---------- DATASET

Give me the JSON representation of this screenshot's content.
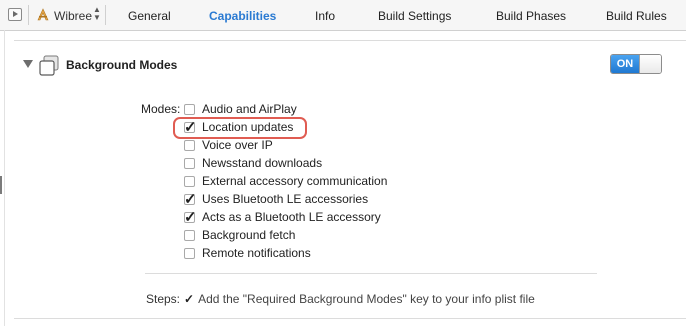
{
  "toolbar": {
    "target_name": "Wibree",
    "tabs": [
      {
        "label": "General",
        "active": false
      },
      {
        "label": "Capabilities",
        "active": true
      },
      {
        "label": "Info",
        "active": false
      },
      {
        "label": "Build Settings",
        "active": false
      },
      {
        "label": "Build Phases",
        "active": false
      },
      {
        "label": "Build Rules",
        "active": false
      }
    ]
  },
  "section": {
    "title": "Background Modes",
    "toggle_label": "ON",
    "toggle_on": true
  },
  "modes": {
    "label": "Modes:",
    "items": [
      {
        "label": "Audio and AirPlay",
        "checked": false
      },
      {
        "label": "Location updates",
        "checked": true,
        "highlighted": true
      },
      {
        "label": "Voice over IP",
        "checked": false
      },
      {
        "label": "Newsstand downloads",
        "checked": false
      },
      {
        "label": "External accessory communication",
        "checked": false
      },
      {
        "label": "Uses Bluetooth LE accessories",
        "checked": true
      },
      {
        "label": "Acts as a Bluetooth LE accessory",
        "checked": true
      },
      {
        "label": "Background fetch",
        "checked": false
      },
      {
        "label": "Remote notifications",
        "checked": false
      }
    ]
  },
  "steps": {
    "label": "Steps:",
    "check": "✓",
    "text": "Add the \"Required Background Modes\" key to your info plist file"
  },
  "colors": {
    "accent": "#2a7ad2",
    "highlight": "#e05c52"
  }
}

--------------------

REQUIREMENTS: Quote the records in their entirety, keeping the wording exact and excluding pictures.

EXERCISE SOLUTION:
Give me the JSON representation of this screenshot's content.
{
  "toolbar": {
    "target_name": "Wibree",
    "tabs": [
      {
        "label": "General",
        "active": false
      },
      {
        "label": "Capabilities",
        "active": true
      },
      {
        "label": "Info",
        "active": false
      },
      {
        "label": "Build Settings",
        "active": false
      },
      {
        "label": "Build Phases",
        "active": false
      },
      {
        "label": "Build Rules",
        "active": false
      }
    ]
  },
  "section": {
    "title": "Background Modes",
    "toggle_label": "ON",
    "toggle_on": true
  },
  "modes": {
    "label": "Modes:",
    "items": [
      {
        "label": "Audio and AirPlay",
        "checked": false
      },
      {
        "label": "Location updates",
        "checked": true,
        "highlighted": true
      },
      {
        "label": "Voice over IP",
        "checked": false
      },
      {
        "label": "Newsstand downloads",
        "checked": false
      },
      {
        "label": "External accessory communication",
        "checked": false
      },
      {
        "label": "Uses Bluetooth LE accessories",
        "checked": true
      },
      {
        "label": "Acts as a Bluetooth LE accessory",
        "checked": true
      },
      {
        "label": "Background fetch",
        "checked": false
      },
      {
        "label": "Remote notifications",
        "checked": false
      }
    ]
  },
  "steps": {
    "label": "Steps:",
    "check": "✓",
    "text": "Add the \"Required Background Modes\" key to your info plist file"
  },
  "colors": {
    "accent": "#2a7ad2",
    "highlight": "#e05c52"
  }
}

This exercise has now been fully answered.